╭──
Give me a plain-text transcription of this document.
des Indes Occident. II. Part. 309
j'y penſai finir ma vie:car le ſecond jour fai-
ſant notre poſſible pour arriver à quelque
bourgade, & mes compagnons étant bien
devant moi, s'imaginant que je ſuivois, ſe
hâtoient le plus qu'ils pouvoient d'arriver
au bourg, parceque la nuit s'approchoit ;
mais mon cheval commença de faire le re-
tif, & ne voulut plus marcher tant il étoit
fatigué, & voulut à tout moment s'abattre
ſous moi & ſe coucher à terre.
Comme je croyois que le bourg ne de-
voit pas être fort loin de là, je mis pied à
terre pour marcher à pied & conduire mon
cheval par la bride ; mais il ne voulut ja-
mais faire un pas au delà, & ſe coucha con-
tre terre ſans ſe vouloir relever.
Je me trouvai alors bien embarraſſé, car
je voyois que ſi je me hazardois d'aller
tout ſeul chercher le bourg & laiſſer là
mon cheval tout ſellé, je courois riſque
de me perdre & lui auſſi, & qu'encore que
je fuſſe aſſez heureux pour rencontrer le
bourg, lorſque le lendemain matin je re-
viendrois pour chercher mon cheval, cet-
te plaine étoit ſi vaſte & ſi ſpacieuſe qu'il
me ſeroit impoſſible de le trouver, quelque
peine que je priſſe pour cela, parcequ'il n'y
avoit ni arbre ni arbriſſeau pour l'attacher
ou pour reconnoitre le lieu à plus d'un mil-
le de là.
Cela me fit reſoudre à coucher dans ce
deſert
╰──
■ **What you are asked to do**
Lines that hold the word "plus" are the ones to return, every one of them.

■ **Response to this task**
hâtoient le plus qu'ils pouvoient d'arriver
tif, & ne voulut plus marcher tant il étoit
ou pour reconnoitre le lieu à plus d'un mil-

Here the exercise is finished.